Print the entries below in their entirety, exactly as they are written.

** start **

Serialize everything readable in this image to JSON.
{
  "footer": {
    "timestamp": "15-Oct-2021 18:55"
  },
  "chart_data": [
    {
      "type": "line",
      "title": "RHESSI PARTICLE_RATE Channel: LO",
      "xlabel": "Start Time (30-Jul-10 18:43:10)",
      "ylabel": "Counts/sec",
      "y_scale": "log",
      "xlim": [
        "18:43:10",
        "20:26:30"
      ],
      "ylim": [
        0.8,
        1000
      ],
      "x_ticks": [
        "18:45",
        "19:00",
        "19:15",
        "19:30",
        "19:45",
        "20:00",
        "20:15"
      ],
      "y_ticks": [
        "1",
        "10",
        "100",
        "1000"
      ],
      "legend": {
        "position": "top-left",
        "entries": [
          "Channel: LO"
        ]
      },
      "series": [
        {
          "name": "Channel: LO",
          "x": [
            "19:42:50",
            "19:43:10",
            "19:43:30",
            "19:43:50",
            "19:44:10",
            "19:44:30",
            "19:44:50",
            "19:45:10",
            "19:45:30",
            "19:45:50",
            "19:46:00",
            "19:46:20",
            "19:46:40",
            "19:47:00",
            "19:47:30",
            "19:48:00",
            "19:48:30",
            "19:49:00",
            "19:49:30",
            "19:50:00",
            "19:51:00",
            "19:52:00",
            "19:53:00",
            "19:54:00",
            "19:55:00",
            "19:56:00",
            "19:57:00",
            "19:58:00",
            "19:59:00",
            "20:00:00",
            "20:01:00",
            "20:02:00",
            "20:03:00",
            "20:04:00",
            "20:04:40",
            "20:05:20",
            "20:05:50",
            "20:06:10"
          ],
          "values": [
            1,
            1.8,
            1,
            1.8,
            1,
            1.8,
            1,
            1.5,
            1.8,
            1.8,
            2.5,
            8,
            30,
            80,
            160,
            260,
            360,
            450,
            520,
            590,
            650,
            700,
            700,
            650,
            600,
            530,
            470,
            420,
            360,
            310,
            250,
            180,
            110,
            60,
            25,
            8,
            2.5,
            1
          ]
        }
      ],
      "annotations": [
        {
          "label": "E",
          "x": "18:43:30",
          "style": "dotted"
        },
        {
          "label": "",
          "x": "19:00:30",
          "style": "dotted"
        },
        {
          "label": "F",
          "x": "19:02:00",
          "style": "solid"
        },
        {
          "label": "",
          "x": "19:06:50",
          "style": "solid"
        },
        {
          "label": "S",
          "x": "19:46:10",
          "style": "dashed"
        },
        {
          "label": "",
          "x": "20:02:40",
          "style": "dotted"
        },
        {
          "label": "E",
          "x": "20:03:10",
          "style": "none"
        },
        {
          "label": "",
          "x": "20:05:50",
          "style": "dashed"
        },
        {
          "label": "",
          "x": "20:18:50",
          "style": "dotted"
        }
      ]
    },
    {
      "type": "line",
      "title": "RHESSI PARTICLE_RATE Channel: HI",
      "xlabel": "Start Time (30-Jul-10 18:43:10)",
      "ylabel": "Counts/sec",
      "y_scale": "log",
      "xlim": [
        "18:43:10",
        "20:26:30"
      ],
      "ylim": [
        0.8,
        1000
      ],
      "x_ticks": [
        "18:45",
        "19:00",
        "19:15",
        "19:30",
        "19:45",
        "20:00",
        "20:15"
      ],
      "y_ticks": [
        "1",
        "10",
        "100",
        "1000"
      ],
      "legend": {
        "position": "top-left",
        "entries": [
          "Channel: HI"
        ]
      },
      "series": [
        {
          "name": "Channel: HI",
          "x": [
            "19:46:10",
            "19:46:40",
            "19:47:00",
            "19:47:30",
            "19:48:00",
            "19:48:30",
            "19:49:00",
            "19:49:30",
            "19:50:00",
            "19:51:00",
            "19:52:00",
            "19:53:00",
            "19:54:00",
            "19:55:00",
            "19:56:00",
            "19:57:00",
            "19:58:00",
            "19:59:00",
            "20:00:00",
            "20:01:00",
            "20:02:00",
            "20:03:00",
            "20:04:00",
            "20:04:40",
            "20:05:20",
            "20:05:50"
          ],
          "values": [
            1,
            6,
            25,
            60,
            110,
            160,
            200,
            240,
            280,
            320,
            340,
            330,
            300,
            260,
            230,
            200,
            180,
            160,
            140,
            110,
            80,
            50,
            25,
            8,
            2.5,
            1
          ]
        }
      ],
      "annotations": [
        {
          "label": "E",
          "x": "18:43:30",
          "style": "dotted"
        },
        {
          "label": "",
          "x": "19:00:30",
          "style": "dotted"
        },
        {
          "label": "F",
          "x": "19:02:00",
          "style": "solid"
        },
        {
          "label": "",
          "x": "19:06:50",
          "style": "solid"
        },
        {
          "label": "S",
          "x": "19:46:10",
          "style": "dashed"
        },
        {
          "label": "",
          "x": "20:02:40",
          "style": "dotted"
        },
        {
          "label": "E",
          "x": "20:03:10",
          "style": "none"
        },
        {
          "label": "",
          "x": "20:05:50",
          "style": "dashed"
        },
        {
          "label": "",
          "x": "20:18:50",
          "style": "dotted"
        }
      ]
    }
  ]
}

** end **

◆ **Task result**
Serialize everything readable in this image to JSON.
{
  "footer": {
    "timestamp": "15-Oct-2021 18:55"
  },
  "chart_data": [
    {
      "type": "line",
      "title": "RHESSI PARTICLE_RATE Channel: LO",
      "xlabel": "Start Time (30-Jul-10 18:43:10)",
      "ylabel": "Counts/sec",
      "y_scale": "log",
      "xlim": [
        "18:43:10",
        "20:26:30"
      ],
      "ylim": [
        0.8,
        1000
      ],
      "x_ticks": [
        "18:45",
        "19:00",
        "19:15",
        "19:30",
        "19:45",
        "20:00",
        "20:15"
      ],
      "y_ticks": [
        "1",
        "10",
        "100",
        "1000"
      ],
      "legend": {
        "position": "top-left",
        "entries": [
          "Channel: LO"
        ]
      },
      "series": [
        {
          "name": "Channel: LO",
          "x": [
            "19:42:50",
            "19:43:10",
            "19:43:30",
            "19:43:50",
            "19:44:10",
            "19:44:30",
            "19:44:50",
            "19:45:10",
            "19:45:30",
            "19:45:50",
            "19:46:00",
            "19:46:20",
            "19:46:40",
            "19:47:00",
            "19:47:30",
            "19:48:00",
            "19:48:30",
            "19:49:00",
            "19:49:30",
            "19:50:00",
            "19:51:00",
            "19:52:00",
            "19:53:00",
            "19:54:00",
            "19:55:00",
            "19:56:00",
            "19:57:00",
            "19:58:00",
            "19:59:00",
            "20:00:00",
            "20:01:00",
            "20:02:00",
            "20:03:00",
            "20:04:00",
            "20:04:40",
            "20:05:20",
            "20:05:50",
            "20:06:10"
          ],
          "values": [
            1,
            1.8,
            1,
            1.8,
            1,
            1.8,
            1,
            1.5,
            1.8,
            1.8,
            2.5,
            8,
            30,
            80,
            160,
            260,
            360,
            450,
            520,
            590,
            650,
            700,
            700,
            650,
            600,
            530,
            470,
            420,
            360,
            310,
            250,
            180,
            110,
            60,
            25,
            8,
            2.5,
            1
          ]
        }
      ],
      "annotations": [
        {
          "label": "E",
          "x": "18:43:30",
          "style": "dotted"
        },
        {
          "label": "",
          "x": "19:00:30",
          "style": "dotted"
        },
        {
          "label": "F",
          "x": "19:02:00",
          "style": "solid"
        },
        {
          "label": "",
          "x": "19:06:50",
          "style": "solid"
        },
        {
          "label": "S",
          "x": "19:46:10",
          "style": "dashed"
        },
        {
          "label": "",
          "x": "20:02:40",
          "style": "dotted"
        },
        {
          "label": "E",
          "x": "20:03:10",
          "style": "none"
        },
        {
          "label": "",
          "x": "20:05:50",
          "style": "dashed"
        },
        {
          "label": "",
          "x": "20:18:50",
          "style": "dotted"
        }
      ]
    },
    {
      "type": "line",
      "title": "RHESSI PARTICLE_RATE Channel: HI",
      "xlabel": "Start Time (30-Jul-10 18:43:10)",
      "ylabel": "Counts/sec",
      "y_scale": "log",
      "xlim": [
        "18:43:10",
        "20:26:30"
      ],
      "ylim": [
        0.8,
        1000
      ],
      "x_ticks": [
        "18:45",
        "19:00",
        "19:15",
        "19:30",
        "19:45",
        "20:00",
        "20:15"
      ],
      "y_ticks": [
        "1",
        "10",
        "100",
        "1000"
      ],
      "legend": {
        "position": "top-left",
        "entries": [
          "Channel: HI"
        ]
      },
      "series": [
        {
          "name": "Channel: HI",
          "x": [
            "19:46:10",
            "19:46:40",
            "19:47:00",
            "19:47:30",
            "19:48:00",
            "19:48:30",
            "19:49:00",
            "19:49:30",
            "19:50:00",
            "19:51:00",
            "19:52:00",
            "19:53:00",
            "19:54:00",
            "19:55:00",
            "19:56:00",
            "19:57:00",
            "19:58:00",
            "19:59:00",
            "20:00:00",
            "20:01:00",
            "20:02:00",
            "20:03:00",
            "20:04:00",
            "20:04:40",
            "20:05:20",
            "20:05:50"
          ],
          "values": [
            1,
            6,
            25,
            60,
            110,
            160,
            200,
            240,
            280,
            320,
            340,
            330,
            300,
            260,
            230,
            200,
            180,
            160,
            140,
            110,
            80,
            50,
            25,
            8,
            2.5,
            1
          ]
        }
      ],
      "annotations": [
        {
          "label": "E",
          "x": "18:43:30",
          "style": "dotted"
        },
        {
          "label": "",
          "x": "19:00:30",
          "style": "dotted"
        },
        {
          "label": "F",
          "x": "19:02:00",
          "style": "solid"
        },
        {
          "label": "",
          "x": "19:06:50",
          "style": "solid"
        },
        {
          "label": "S",
          "x": "19:46:10",
          "style": "dashed"
        },
        {
          "label": "",
          "x": "20:02:40",
          "style": "dotted"
        },
        {
          "label": "E",
          "x": "20:03:10",
          "style": "none"
        },
        {
          "label": "",
          "x": "20:05:50",
          "style": "dashed"
        },
        {
          "label": "",
          "x": "20:18:50",
          "style": "dotted"
        }
      ]
    }
  ]
}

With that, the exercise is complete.